--- begin Record set ---

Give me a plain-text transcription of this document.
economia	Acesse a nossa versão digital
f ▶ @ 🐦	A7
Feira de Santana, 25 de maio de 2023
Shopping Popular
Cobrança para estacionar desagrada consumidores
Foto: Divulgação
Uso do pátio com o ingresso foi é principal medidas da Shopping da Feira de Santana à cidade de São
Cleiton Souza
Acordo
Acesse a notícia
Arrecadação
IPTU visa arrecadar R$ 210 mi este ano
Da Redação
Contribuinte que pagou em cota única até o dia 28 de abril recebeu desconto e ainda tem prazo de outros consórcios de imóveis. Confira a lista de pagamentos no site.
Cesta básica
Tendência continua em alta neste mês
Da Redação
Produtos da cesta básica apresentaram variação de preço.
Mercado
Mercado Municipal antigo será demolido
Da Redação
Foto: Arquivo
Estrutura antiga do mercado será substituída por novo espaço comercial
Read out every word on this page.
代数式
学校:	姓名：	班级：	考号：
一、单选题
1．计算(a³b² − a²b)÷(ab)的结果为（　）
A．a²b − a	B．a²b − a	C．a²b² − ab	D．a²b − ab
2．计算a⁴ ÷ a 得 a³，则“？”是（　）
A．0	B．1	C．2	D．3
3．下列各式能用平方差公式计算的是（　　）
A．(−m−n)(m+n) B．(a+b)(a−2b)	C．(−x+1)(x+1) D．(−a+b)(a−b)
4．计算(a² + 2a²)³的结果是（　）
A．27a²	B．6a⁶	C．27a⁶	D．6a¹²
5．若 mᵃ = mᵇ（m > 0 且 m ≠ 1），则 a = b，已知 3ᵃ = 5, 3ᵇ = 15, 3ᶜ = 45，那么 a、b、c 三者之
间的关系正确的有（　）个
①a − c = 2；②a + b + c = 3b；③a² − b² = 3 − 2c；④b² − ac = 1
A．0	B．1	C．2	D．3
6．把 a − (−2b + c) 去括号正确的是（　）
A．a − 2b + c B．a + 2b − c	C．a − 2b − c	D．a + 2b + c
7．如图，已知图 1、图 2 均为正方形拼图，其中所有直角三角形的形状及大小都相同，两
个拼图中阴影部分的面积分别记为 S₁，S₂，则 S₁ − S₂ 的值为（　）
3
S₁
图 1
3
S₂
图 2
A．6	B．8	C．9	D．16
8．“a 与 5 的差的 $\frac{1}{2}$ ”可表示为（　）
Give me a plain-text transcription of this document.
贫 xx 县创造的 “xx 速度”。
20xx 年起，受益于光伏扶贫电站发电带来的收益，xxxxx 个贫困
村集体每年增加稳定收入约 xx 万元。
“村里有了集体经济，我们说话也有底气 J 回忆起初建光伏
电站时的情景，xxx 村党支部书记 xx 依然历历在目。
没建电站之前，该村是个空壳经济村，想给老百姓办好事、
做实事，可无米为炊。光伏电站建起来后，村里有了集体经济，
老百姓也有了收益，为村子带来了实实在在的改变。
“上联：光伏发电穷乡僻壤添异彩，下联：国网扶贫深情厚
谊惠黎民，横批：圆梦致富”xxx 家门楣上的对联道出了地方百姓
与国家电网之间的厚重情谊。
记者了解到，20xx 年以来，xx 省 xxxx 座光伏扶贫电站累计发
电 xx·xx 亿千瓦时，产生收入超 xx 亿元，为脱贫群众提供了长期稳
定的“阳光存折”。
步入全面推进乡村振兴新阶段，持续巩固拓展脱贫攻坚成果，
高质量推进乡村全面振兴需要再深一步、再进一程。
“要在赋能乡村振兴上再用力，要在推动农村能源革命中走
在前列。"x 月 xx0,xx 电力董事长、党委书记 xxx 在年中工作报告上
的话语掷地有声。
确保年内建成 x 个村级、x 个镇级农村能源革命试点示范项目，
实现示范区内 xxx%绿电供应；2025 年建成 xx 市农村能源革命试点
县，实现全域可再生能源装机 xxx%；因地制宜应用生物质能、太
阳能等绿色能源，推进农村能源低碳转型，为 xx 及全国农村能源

--- end Record set ---

What is needed
Identify every line above that includes the word "Shopping", and show those lines.

Output
Shopping Popular
Uso do pátio com o ingresso foi é principal medidas da Shopping da Feira de Santana à cidade de São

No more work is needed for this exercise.